##### Given entries #####
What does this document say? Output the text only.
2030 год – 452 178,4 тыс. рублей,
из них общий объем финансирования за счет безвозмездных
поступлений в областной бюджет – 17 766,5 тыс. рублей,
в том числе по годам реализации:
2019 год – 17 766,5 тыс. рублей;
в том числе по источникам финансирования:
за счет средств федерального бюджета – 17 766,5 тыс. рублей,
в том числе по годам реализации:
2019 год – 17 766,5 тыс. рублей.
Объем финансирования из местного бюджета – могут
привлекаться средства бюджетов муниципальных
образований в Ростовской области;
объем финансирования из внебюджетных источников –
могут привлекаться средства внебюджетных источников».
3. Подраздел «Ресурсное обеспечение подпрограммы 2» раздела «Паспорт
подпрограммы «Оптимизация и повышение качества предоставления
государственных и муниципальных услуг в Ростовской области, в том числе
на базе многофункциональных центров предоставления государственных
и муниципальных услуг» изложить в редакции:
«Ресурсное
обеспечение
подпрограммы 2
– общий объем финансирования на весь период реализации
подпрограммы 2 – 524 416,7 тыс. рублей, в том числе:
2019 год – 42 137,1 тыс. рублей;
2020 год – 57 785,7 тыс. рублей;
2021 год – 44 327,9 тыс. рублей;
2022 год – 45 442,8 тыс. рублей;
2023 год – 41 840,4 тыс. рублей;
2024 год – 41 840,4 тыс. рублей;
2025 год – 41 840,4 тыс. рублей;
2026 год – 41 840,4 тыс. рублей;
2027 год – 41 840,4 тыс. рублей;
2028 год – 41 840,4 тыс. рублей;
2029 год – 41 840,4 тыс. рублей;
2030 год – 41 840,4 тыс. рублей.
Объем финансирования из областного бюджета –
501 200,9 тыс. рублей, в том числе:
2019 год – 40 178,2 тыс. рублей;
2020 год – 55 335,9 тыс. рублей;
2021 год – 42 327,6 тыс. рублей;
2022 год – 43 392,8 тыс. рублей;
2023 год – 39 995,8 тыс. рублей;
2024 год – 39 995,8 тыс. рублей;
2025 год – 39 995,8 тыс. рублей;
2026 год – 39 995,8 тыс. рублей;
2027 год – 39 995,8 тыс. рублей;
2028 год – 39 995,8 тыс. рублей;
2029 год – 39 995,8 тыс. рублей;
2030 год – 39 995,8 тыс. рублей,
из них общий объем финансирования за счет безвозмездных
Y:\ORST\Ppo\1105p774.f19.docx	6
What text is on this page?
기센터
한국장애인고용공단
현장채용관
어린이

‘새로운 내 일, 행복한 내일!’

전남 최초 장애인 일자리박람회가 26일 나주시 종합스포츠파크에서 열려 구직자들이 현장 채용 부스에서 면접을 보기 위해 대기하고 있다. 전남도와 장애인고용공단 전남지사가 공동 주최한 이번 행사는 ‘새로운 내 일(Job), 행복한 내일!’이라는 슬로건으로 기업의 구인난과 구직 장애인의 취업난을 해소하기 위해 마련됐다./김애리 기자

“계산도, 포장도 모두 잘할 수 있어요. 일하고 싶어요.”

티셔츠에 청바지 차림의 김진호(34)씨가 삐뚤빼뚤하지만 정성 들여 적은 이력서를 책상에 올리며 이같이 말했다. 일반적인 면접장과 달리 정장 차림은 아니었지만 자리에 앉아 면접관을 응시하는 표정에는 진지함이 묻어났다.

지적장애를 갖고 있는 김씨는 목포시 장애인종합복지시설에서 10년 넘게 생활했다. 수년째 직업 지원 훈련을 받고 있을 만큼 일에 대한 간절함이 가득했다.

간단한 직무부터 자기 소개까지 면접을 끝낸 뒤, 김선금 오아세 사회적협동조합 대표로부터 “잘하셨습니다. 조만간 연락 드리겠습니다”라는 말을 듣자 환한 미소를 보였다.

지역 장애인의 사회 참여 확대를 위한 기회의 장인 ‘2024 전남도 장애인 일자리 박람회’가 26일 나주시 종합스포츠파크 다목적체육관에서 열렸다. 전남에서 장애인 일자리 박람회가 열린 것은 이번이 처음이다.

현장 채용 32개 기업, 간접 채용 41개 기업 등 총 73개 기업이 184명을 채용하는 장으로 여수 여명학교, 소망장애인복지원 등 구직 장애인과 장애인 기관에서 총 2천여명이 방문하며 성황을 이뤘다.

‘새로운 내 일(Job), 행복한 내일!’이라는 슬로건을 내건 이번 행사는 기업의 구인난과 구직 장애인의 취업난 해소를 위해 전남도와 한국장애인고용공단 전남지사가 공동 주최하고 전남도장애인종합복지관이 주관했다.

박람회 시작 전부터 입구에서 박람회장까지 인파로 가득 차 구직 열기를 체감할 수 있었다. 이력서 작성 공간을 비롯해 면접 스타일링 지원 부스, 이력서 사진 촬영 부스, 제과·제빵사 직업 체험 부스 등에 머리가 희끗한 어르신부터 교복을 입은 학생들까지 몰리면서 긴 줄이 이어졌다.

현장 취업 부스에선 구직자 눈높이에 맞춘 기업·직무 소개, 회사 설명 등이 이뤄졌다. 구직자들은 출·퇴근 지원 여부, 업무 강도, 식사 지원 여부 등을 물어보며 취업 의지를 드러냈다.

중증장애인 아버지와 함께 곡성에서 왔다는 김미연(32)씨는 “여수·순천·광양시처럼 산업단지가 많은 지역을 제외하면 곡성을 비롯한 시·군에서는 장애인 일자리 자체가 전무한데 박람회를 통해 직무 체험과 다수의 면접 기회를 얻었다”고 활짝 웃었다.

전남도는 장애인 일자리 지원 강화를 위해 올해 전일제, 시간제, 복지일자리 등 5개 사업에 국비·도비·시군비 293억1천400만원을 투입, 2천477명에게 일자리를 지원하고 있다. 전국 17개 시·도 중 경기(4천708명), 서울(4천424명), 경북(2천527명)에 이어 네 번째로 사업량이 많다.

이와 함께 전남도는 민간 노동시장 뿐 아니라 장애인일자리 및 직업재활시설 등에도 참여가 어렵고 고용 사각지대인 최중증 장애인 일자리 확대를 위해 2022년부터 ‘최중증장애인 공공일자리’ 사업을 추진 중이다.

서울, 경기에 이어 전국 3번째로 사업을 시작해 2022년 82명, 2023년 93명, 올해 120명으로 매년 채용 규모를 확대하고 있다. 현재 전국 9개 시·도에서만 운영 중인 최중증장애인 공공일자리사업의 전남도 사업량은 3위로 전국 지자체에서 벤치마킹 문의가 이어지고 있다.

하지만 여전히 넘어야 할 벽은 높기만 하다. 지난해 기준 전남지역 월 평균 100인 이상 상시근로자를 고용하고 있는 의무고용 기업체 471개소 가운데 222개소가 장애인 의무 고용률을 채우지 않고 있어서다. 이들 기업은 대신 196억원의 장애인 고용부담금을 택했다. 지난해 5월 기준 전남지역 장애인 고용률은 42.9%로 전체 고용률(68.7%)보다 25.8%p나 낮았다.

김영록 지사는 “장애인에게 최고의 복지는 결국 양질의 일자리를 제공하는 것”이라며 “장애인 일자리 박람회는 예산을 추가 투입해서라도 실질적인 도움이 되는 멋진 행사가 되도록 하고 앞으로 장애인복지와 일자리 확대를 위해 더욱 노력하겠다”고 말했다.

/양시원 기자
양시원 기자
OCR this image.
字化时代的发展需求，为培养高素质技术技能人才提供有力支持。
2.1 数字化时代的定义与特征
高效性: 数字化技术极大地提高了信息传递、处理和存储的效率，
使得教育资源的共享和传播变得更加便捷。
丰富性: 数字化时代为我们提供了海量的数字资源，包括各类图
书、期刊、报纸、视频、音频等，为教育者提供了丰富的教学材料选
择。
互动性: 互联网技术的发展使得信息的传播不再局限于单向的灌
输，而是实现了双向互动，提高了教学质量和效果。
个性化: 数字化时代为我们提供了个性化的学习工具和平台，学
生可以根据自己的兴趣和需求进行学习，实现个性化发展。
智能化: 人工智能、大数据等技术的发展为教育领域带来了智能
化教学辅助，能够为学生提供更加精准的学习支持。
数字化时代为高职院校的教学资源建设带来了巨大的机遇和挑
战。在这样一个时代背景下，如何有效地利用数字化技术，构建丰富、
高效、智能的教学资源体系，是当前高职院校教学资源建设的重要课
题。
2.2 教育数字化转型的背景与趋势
#####
**Task requirements:** The required output is the exact sequence of lines from the one containing "OCR this image." through the end of the listing, both endpoints included.

**Full solution:**
OCR this image.
字化时代的发展需求，为培养高素质技术技能人才提供有力支持。
2.1 数字化时代的定义与特征
高效性: 数字化技术极大地提高了信息传递、处理和存储的效率，
使得教育资源的共享和传播变得更加便捷。
丰富性: 数字化时代为我们提供了海量的数字资源，包括各类图
书、期刊、报纸、视频、音频等，为教育者提供了丰富的教学材料选
择。
互动性: 互联网技术的发展使得信息的传播不再局限于单向的灌
输，而是实现了双向互动，提高了教学质量和效果。
个性化: 数字化时代为我们提供了个性化的学习工具和平台，学
生可以根据自己的兴趣和需求进行学习，实现个性化发展。
智能化: 人工智能、大数据等技术的发展为教育领域带来了智能
化教学辅助，能够为学生提供更加精准的学习支持。
数字化时代为高职院校的教学资源建设带来了巨大的机遇和挑
战。在这样一个时代背景下，如何有效地利用数字化技术，构建丰富、
高效、智能的教学资源体系，是当前高职院校教学资源建设的重要课
题。
2.2 教育数字化转型的背景与趋势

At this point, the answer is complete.